• **Data extract**:
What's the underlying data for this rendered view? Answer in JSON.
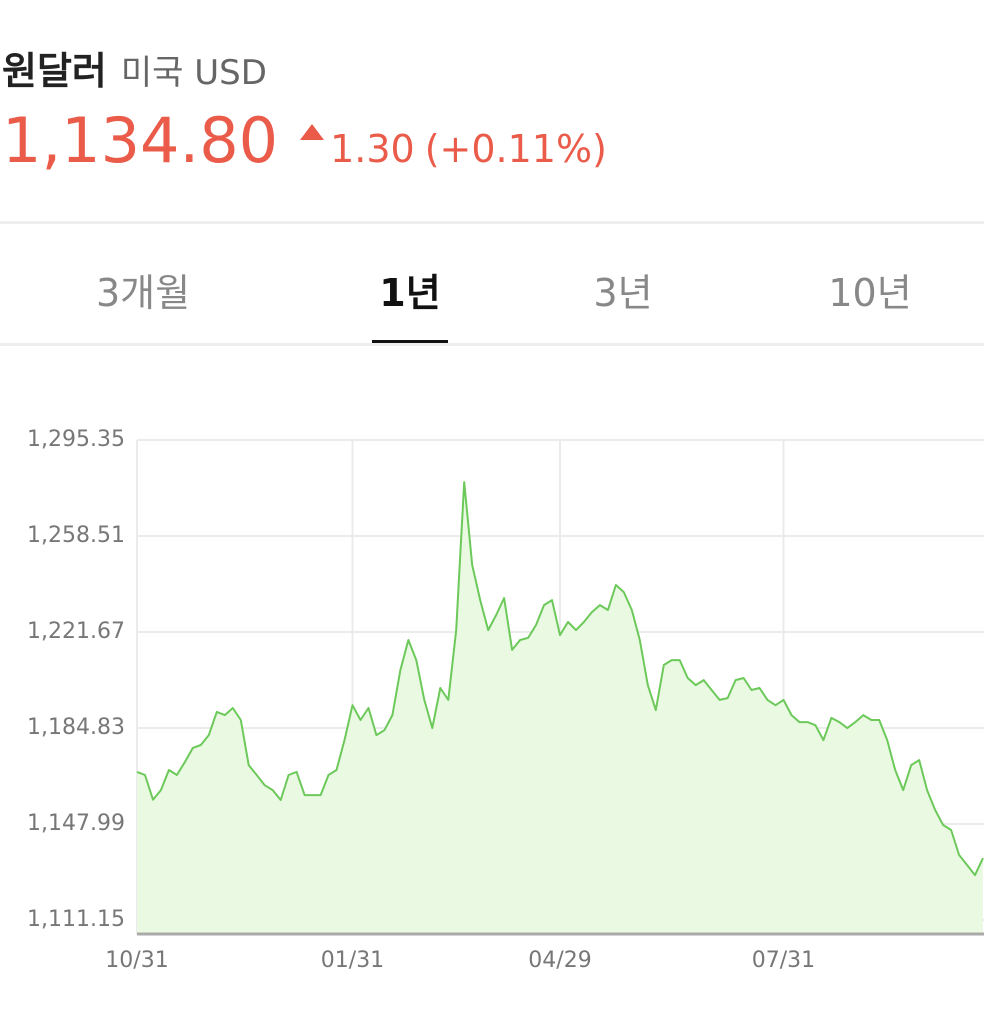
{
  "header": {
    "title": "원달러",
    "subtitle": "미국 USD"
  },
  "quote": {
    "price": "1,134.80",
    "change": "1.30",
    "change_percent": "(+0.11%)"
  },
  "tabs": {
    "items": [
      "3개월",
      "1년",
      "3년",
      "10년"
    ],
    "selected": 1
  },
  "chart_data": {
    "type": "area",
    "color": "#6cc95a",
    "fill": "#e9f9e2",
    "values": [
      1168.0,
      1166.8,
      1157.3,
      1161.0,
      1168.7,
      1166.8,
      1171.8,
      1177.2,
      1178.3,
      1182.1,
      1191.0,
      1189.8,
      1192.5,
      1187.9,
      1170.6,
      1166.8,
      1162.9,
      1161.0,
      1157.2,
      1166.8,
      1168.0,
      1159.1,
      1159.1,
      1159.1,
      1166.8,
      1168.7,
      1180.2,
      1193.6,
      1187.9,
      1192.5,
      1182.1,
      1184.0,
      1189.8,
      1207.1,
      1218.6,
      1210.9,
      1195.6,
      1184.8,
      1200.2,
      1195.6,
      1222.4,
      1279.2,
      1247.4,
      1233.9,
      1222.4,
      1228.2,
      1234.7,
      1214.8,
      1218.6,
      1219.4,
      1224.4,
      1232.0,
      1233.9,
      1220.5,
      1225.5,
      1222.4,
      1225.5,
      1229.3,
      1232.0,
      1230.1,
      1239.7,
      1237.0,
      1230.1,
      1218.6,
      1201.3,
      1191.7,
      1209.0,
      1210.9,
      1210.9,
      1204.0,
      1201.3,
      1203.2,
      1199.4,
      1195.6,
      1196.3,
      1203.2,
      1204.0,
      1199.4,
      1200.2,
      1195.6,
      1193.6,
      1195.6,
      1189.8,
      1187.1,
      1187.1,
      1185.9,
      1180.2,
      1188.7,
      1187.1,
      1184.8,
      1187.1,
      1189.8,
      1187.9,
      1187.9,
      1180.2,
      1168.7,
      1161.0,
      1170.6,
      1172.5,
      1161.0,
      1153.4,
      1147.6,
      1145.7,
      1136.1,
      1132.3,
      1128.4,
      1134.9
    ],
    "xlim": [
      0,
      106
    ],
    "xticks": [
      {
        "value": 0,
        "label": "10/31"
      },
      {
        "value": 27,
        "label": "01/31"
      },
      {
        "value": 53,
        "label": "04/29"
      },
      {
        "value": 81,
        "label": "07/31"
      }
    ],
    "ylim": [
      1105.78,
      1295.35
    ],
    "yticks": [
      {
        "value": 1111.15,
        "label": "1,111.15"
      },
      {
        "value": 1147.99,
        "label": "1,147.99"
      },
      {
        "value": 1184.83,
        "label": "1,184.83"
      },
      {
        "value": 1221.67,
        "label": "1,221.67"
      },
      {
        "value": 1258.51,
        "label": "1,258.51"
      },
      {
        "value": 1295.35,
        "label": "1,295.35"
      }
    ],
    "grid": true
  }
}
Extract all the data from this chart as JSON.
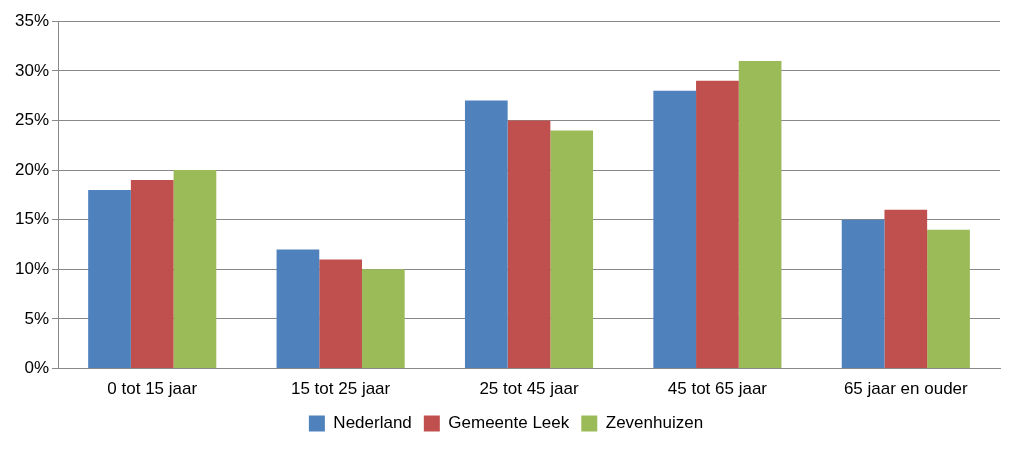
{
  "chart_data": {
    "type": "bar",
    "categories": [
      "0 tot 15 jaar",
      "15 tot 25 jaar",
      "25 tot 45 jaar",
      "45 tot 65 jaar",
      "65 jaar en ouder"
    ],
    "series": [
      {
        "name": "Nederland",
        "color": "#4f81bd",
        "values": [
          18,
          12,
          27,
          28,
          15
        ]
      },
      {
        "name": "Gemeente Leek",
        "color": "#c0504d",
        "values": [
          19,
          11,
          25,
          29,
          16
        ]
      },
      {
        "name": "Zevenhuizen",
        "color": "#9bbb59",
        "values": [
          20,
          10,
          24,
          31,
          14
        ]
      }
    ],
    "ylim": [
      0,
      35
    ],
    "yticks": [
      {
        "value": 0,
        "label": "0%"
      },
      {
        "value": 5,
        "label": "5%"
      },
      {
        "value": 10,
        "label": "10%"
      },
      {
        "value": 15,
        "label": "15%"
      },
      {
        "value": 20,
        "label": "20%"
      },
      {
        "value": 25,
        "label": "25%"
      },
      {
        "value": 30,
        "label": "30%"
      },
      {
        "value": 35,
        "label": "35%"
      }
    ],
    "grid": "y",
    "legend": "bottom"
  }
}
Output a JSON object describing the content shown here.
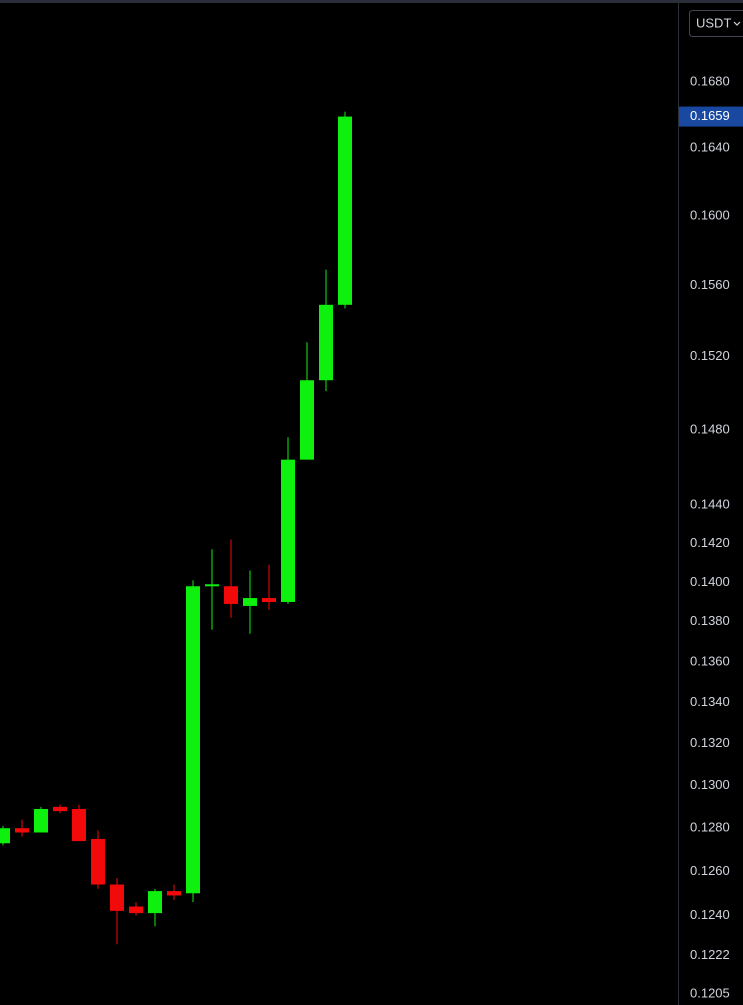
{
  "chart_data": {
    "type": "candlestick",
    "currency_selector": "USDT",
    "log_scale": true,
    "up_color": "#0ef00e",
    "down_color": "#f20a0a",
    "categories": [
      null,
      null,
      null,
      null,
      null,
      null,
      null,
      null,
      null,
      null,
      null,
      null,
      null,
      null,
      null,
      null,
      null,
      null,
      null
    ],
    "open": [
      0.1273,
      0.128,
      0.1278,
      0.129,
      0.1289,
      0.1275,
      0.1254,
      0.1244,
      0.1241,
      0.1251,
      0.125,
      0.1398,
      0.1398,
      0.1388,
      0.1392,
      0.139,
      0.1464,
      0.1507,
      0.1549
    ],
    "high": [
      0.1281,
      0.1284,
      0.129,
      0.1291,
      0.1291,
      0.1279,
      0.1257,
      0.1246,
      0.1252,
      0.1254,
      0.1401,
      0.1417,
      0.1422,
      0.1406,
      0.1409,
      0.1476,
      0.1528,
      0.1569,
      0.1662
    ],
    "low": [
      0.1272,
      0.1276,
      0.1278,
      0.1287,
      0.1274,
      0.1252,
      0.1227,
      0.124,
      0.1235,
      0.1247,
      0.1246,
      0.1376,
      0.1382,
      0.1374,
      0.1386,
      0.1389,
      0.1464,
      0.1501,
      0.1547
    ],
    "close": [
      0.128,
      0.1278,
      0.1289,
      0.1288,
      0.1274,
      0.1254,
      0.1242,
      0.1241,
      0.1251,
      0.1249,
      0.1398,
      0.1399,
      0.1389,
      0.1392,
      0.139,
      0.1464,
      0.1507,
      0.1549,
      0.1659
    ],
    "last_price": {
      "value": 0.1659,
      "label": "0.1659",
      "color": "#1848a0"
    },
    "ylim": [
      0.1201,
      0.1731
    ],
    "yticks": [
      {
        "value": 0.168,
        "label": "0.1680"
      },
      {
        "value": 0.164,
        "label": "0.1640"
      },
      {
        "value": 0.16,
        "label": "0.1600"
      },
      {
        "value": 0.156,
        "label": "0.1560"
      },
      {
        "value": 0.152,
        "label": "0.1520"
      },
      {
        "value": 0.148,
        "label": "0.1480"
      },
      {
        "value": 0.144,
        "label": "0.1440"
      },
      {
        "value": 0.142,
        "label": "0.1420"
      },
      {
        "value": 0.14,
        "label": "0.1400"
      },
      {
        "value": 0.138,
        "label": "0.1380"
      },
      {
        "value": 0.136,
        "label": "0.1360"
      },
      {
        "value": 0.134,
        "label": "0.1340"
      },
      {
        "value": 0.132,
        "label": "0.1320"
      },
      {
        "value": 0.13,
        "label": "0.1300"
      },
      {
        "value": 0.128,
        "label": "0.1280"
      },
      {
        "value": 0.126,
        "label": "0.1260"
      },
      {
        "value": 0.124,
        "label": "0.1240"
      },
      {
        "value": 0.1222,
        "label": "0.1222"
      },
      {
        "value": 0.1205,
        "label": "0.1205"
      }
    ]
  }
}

• **What you need to do**: Return only the number of lines in the preceding records that contain the string "jaar".

• **Task output**: 5